## [EXERCISE TASK]
Every line that contains the word "color" should be copied out.

-.-.-

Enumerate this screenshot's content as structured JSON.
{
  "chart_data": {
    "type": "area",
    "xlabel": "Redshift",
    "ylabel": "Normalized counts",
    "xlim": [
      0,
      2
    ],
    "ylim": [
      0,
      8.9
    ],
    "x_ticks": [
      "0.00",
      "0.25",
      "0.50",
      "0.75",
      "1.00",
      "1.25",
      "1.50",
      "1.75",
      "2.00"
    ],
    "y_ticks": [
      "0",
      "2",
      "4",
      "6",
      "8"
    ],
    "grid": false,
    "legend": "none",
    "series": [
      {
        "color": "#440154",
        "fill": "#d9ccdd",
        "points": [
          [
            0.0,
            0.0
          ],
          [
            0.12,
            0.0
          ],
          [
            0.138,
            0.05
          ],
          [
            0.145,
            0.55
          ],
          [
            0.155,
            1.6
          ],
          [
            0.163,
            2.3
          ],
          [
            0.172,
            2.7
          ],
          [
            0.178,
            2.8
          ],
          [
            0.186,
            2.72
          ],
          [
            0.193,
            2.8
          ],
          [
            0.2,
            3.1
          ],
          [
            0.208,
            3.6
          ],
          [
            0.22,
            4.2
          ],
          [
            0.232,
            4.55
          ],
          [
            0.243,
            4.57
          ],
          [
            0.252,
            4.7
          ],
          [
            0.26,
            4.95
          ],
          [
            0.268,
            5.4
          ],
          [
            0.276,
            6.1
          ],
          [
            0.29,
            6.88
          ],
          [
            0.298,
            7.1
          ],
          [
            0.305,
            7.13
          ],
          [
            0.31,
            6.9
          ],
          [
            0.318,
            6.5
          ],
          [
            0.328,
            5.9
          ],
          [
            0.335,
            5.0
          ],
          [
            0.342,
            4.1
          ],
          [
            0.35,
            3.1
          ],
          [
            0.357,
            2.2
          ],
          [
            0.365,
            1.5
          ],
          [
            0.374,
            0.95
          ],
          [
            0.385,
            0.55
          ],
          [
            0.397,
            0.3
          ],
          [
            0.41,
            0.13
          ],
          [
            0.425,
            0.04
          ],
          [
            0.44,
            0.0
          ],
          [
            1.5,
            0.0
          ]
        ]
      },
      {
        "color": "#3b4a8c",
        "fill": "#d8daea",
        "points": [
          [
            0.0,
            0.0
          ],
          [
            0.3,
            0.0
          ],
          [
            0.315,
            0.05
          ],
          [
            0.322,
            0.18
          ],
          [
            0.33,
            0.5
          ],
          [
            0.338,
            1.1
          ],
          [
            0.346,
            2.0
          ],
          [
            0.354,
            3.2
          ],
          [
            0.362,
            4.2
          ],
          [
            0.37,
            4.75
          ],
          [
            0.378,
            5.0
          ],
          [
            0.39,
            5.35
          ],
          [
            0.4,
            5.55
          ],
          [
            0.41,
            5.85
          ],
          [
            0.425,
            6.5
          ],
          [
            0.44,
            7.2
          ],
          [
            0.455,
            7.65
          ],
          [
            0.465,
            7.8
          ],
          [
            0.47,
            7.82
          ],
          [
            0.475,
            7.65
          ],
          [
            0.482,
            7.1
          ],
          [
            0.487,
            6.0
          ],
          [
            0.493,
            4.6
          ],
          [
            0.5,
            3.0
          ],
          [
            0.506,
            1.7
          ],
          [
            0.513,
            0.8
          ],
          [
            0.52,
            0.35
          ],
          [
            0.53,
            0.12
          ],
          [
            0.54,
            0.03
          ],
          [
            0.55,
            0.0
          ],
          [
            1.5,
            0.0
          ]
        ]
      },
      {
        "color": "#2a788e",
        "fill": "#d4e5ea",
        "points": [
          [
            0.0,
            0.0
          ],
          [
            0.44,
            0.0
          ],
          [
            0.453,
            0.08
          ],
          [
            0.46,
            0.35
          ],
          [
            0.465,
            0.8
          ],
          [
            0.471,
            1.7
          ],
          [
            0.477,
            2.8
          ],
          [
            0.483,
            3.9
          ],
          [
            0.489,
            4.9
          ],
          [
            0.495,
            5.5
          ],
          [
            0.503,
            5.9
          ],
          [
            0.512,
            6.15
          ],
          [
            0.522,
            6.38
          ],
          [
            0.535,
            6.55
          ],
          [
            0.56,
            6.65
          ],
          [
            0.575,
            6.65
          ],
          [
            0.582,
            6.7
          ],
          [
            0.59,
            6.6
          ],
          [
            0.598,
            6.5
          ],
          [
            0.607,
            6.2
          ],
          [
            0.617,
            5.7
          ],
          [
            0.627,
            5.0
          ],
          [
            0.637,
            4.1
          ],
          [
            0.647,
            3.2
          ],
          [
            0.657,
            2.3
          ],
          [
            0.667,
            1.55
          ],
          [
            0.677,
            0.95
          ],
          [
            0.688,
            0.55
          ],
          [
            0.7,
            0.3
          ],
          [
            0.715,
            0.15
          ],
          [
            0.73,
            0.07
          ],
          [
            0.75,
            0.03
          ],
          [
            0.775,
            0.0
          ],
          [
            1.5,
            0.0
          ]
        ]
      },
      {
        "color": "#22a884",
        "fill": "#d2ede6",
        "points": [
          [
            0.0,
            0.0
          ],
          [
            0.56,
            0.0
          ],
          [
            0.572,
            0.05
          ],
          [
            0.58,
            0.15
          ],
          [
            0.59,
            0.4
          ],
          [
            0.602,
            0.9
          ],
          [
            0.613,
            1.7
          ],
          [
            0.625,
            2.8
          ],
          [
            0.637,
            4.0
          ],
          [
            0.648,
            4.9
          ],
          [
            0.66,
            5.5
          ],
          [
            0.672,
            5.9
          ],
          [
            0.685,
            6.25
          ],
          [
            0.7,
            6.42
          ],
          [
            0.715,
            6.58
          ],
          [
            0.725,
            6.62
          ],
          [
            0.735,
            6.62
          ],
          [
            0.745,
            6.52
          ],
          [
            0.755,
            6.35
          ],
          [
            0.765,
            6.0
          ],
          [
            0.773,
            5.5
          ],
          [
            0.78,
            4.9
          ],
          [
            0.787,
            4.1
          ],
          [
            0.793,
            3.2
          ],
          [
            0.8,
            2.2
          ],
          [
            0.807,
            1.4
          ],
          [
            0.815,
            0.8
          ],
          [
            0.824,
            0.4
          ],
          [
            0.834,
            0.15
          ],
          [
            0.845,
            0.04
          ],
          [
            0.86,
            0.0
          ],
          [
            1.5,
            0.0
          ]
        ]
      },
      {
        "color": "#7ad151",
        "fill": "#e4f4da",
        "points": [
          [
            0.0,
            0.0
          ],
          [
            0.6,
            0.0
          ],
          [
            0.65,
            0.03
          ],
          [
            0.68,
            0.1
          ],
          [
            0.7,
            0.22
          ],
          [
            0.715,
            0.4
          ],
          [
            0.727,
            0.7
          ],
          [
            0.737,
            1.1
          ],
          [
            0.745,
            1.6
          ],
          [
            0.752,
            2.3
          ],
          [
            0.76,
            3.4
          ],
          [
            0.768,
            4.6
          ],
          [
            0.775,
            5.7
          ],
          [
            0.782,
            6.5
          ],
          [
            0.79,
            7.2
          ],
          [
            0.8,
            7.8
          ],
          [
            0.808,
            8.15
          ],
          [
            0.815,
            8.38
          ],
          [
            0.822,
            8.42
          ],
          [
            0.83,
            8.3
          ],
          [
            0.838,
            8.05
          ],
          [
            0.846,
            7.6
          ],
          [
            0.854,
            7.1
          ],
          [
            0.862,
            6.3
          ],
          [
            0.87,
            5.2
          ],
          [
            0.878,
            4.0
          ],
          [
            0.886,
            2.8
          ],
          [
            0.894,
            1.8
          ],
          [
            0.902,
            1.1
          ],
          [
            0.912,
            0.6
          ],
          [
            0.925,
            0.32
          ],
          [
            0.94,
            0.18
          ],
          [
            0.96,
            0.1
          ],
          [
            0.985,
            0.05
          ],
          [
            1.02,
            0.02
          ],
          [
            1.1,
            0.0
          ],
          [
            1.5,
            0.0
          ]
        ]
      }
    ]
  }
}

-.-.-

## [SOLUTION TO THE EXERCISE]
        "color": "#440154",
        "color": "#3b4a8c",
        "color": "#2a788e",
        "color": "#22a884",
        "color": "#7ad151",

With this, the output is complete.